◆ **Your objective**: Repeat all of the material below exactly as written, images excluded.

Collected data
BEGIN

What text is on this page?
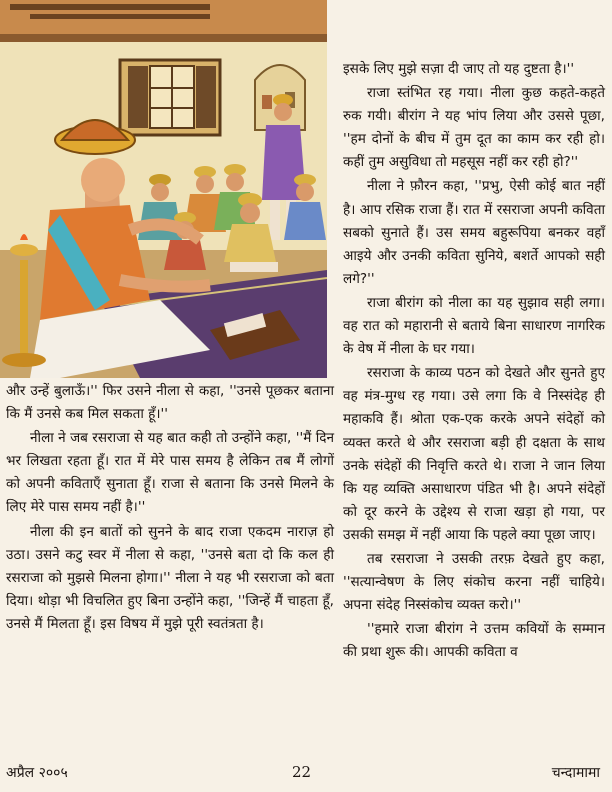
इसके लिए मुझे सज़ा दी जाए तो यह दुष्टता है।''

राजा स्तंभित रह गया। नीला कुछ कहते-कहते रुक गयी। बीरांग ने यह भांप लिया और उससे पूछा, ''हम दोनों के बीच में तुम दूत का काम कर रही हो। कहीं तुम असुविधा तो महसूस नहीं कर रही हो?''

नीला ने फ़ौरन कहा, ''प्रभु, ऐसी कोई बात नहीं है। आप रसिक राजा हैं। रात में रसराजा अपनी कविता सबको सुनाते हैं। उस समय बहुरूपिया बनकर वहाँ आइये और उनकी कविता सुनिये, बशर्ते आपको सही लगे?''

राजा बीरांग को नीला का यह सुझाव सही लगा। वह रात को महारानी से बताये बिना साधारण नागरिक के वेष में नीला के घर गया।

रसराजा के काव्य पठन को देखते और सुनते हुए वह मंत्र-मुग्ध रह गया। उसे लगा कि वे निस्संदेह ही महाकवि हैं। श्रोता एक-एक करके अपने संदेहों को व्यक्त करते थे और रसराजा बड़ी ही दक्षता के साथ उनके संदेहों की निवृत्ति करते थे। राजा ने जान लिया कि यह व्यक्ति असाधारण पंडित भी है। अपने संदेहों को दूर करने के उद्देश्य से राजा खड़ा हो गया, पर उसकी समझ में नहीं आया कि पहले क्या पूछा जाए।

तब रसराजा ने उसकी तरफ़ देखते हुए कहा, ''सत्यान्वेषण के लिए संकोच करना नहीं चाहिये। अपना संदेह निस्संकोच व्यक्त करो।''

''हमारे राजा बीरांग ने उत्तम कवियों के सम्मान की प्रथा शुरू की। आपकी कविता व

और उन्हें बुलाऊँ।'' फिर उसने नीला से कहा, ''उनसे पूछकर बताना कि मैं उनसे कब मिल सकता हूँ।''

नीला ने जब रसराजा से यह बात कही तो उन्होंने कहा, ''मैं दिन भर लिखता रहता हूँ। रात में मेरे पास समय है लेकिन तब मैं लोगों को अपनी कविताएँ सुनाता हूँ। राजा से बताना कि उनसे मिलने के लिए मेरे पास समय नहीं है।''

नीला की इन बातों को सुनने के बाद राजा एकदम नाराज़ हो उठा। उसने कटु स्वर में नीला से कहा, ''उनसे बता दो कि कल ही रसराजा को मुझसे मिलना होगा।'' नीला ने यह भी रसराजा को बता दिया। थोड़ा भी विचलित हुए बिना उन्होंने कहा, ''जिन्हें मैं चाहता हूँ, उनसे मैं मिलता हूँ। इस विषय में मुझे पूरी स्वतंत्रता है।

अप्रैल २००५	22	चन्दामामा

END

◆ **Written answer**:
What text is on this page?
इसके लिए मुझे सज़ा दी जाए तो यह दुष्टता है।''

राजा स्तंभित रह गया। नीला कुछ कहते-कहते रुक गयी। बीरांग ने यह भांप लिया और उससे पूछा, ''हम दोनों के बीच में तुम दूत का काम कर रही हो। कहीं तुम असुविधा तो महसूस नहीं कर रही हो?''

नीला ने फ़ौरन कहा, ''प्रभु, ऐसी कोई बात नहीं है। आप रसिक राजा हैं। रात में रसराजा अपनी कविता सबको सुनाते हैं। उस समय बहुरूपिया बनकर वहाँ आइये और उनकी कविता सुनिये, बशर्ते आपको सही लगे?''

राजा बीरांग को नीला का यह सुझाव सही लगा। वह रात को महारानी से बताये बिना साधारण नागरिक के वेष में नीला के घर गया।

रसराजा के काव्य पठन को देखते और सुनते हुए वह मंत्र-मुग्ध रह गया। उसे लगा कि वे निस्संदेह ही महाकवि हैं। श्रोता एक-एक करके अपने संदेहों को व्यक्त करते थे और रसराजा बड़ी ही दक्षता के साथ उनके संदेहों की निवृत्ति करते थे। राजा ने जान लिया कि यह व्यक्ति असाधारण पंडित भी है। अपने संदेहों को दूर करने के उद्देश्य से राजा खड़ा हो गया, पर उसकी समझ में नहीं आया कि पहले क्या पूछा जाए।

तब रसराजा ने उसकी तरफ़ देखते हुए कहा, ''सत्यान्वेषण के लिए संकोच करना नहीं चाहिये। अपना संदेह निस्संकोच व्यक्त करो।''

''हमारे राजा बीरांग ने उत्तम कवियों के सम्मान की प्रथा शुरू की। आपकी कविता व

और उन्हें बुलाऊँ।'' फिर उसने नीला से कहा, ''उनसे पूछकर बताना कि मैं उनसे कब मिल सकता हूँ।''

नीला ने जब रसराजा से यह बात कही तो उन्होंने कहा, ''मैं दिन भर लिखता रहता हूँ। रात में मेरे पास समय है लेकिन तब मैं लोगों को अपनी कविताएँ सुनाता हूँ। राजा से बताना कि उनसे मिलने के लिए मेरे पास समय नहीं है।''

नीला की इन बातों को सुनने के बाद राजा एकदम नाराज़ हो उठा। उसने कटु स्वर में नीला से कहा, ''उनसे बता दो कि कल ही रसराजा को मुझसे मिलना होगा।'' नीला ने यह भी रसराजा को बता दिया। थोड़ा भी विचलित हुए बिना उन्होंने कहा, ''जिन्हें मैं चाहता हूँ, उनसे मैं मिलता हूँ। इस विषय में मुझे पूरी स्वतंत्रता है।

अप्रैल २००५	22	चन्दामामा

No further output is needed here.